Rewrite the records below, substituting "clickable" for every occurrence of "interactable" and keeping everything else unchanged. Omit the pictures from your answer.

Stored dataset items
----

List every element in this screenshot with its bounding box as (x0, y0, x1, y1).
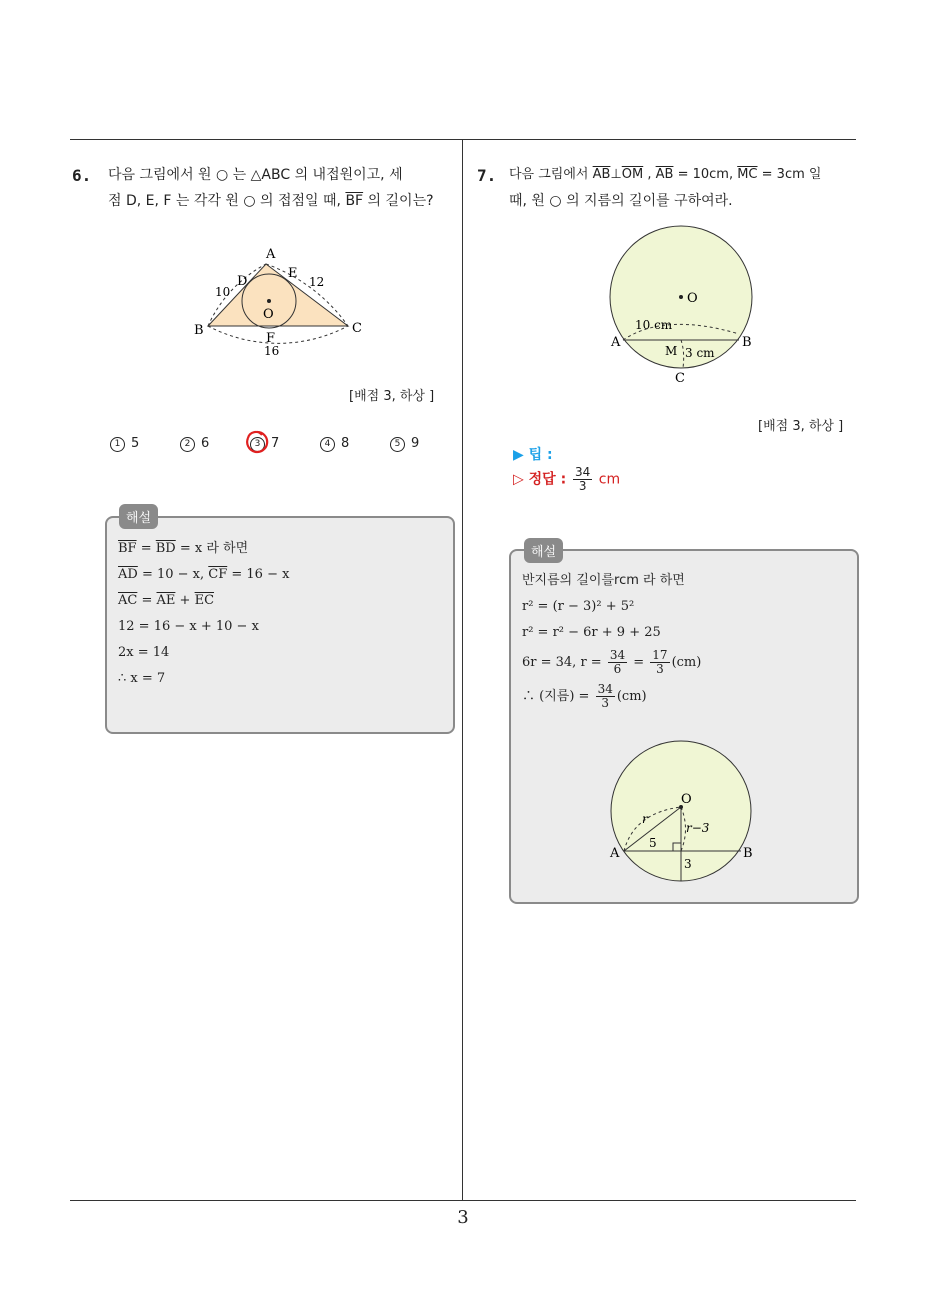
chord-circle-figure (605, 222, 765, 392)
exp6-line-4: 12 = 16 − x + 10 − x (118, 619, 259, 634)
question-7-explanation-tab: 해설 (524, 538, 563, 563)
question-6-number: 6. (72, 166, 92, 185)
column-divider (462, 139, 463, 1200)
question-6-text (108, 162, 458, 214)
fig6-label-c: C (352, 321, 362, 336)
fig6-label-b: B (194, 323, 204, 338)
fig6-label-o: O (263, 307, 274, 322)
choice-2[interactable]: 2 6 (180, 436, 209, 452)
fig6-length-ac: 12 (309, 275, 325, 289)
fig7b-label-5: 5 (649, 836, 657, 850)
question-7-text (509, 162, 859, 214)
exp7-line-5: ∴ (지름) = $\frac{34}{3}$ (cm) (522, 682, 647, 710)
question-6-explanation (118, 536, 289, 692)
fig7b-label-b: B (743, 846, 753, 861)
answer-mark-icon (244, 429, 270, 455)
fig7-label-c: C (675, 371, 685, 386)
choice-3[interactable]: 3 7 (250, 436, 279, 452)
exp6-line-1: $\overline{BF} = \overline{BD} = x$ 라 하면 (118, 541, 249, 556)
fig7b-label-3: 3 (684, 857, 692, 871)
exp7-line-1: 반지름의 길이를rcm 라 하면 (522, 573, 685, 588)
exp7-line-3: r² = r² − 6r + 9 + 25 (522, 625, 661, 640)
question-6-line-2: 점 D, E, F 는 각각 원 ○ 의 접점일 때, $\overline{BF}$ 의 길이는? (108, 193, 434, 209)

----

§ Exercise output
List every element in this screenshot with its bounding box as (x0, y0, x1, y1).
chord-circle-figure (605, 222, 765, 392)
exp6-line-4: 12 = 16 − x + 10 − x (118, 619, 259, 634)
question-7-explanation-tab: 해설 (524, 538, 563, 563)
question-6-number: 6. (72, 166, 92, 185)
column-divider (462, 139, 463, 1200)
question-6-text (108, 162, 458, 214)
fig6-label-c: C (352, 321, 362, 336)
fig6-label-b: B (194, 323, 204, 338)
fig6-label-o: O (263, 307, 274, 322)
choice-2[clickable]: 2 6 (180, 436, 209, 452)
fig6-length-ac: 12 (309, 275, 325, 289)
fig7b-label-5: 5 (649, 836, 657, 850)
question-7-text (509, 162, 859, 214)
exp7-line-5: ∴ (지름) = $\frac{34}{3}$ (cm) (522, 682, 647, 710)
question-6-explanation (118, 536, 289, 692)
fig7b-label-b: B (743, 846, 753, 861)
answer-mark-icon (244, 429, 270, 455)
fig7-label-c: C (675, 371, 685, 386)
choice-3[clickable]: 3 7 (250, 436, 279, 452)
exp6-line-1: $\overline{BF} = \overline{BD} = x$ 라 하면 (118, 541, 249, 556)
fig7b-label-3: 3 (684, 857, 692, 871)
exp7-line-1: 반지름의 길이를rcm 라 하면 (522, 573, 685, 588)
exp7-line-3: r² = r² − 6r + 9 + 25 (522, 625, 661, 640)
question-6-line-2: 점 D, E, F 는 각각 원 ○ 의 접점일 때, $\overline{BF}$ 의 길이는? (108, 193, 434, 209)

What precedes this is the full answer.